## What you should do
Reproduce all entries word for word.

## Data supplied

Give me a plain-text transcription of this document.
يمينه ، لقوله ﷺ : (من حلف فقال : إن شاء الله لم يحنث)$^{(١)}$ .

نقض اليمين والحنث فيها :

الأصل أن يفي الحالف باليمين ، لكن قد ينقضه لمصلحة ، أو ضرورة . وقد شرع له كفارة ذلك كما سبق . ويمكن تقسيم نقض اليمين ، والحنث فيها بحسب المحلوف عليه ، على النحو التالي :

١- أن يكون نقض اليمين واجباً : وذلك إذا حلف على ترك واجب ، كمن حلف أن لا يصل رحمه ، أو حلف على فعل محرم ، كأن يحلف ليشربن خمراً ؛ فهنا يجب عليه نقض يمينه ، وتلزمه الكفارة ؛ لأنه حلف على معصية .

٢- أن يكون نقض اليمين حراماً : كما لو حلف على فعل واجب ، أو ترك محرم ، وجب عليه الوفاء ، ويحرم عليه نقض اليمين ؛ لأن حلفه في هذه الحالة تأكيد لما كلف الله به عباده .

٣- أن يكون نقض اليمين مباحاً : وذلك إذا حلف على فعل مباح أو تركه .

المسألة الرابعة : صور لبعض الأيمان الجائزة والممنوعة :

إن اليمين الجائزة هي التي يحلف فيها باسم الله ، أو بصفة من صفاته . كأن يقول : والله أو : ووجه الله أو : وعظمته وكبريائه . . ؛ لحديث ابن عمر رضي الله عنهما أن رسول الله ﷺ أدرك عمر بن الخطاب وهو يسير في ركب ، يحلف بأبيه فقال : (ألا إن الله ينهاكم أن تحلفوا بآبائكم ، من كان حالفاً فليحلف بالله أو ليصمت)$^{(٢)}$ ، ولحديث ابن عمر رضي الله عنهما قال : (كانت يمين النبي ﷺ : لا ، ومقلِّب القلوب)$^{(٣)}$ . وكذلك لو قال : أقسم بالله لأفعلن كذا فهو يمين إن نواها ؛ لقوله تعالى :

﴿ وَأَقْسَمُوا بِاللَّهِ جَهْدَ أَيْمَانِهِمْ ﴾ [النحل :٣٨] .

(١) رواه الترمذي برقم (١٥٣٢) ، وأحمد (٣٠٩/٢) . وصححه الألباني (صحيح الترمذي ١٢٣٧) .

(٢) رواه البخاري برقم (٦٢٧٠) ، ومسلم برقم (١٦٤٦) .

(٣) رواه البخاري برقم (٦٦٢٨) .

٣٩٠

## Answer to the task
Give me a plain-text transcription of this document.
يمينه ، لقوله ﷺ : (من حلف فقال : إن شاء الله لم يحنث)$^{(١)}$ .

نقض اليمين والحنث فيها :

الأصل أن يفي الحالف باليمين ، لكن قد ينقضه لمصلحة ، أو ضرورة . وقد شرع له كفارة ذلك كما سبق . ويمكن تقسيم نقض اليمين ، والحنث فيها بحسب المحلوف عليه ، على النحو التالي :

١- أن يكون نقض اليمين واجباً : وذلك إذا حلف على ترك واجب ، كمن حلف أن لا يصل رحمه ، أو حلف على فعل محرم ، كأن يحلف ليشربن خمراً ؛ فهنا يجب عليه نقض يمينه ، وتلزمه الكفارة ؛ لأنه حلف على معصية .

٢- أن يكون نقض اليمين حراماً : كما لو حلف على فعل واجب ، أو ترك محرم ، وجب عليه الوفاء ، ويحرم عليه نقض اليمين ؛ لأن حلفه في هذه الحالة تأكيد لما كلف الله به عباده .

٣- أن يكون نقض اليمين مباحاً : وذلك إذا حلف على فعل مباح أو تركه .

المسألة الرابعة : صور لبعض الأيمان الجائزة والممنوعة :

إن اليمين الجائزة هي التي يحلف فيها باسم الله ، أو بصفة من صفاته . كأن يقول : والله أو : ووجه الله أو : وعظمته وكبريائه . . ؛ لحديث ابن عمر رضي الله عنهما أن رسول الله ﷺ أدرك عمر بن الخطاب وهو يسير في ركب ، يحلف بأبيه فقال : (ألا إن الله ينهاكم أن تحلفوا بآبائكم ، من كان حالفاً فليحلف بالله أو ليصمت)$^{(٢)}$ ، ولحديث ابن عمر رضي الله عنهما قال : (كانت يمين النبي ﷺ : لا ، ومقلِّب القلوب)$^{(٣)}$ . وكذلك لو قال : أقسم بالله لأفعلن كذا فهو يمين إن نواها ؛ لقوله تعالى :

﴿ وَأَقْسَمُوا بِاللَّهِ جَهْدَ أَيْمَانِهِمْ ﴾ [النحل :٣٨] .

(١) رواه الترمذي برقم (١٥٣٢) ، وأحمد (٣٠٩/٢) . وصححه الألباني (صحيح الترمذي ١٢٣٧) .

(٢) رواه البخاري برقم (٦٢٧٠) ، ومسلم برقم (١٦٤٦) .

(٣) رواه البخاري برقم (٦٦٢٨) .

٣٩٠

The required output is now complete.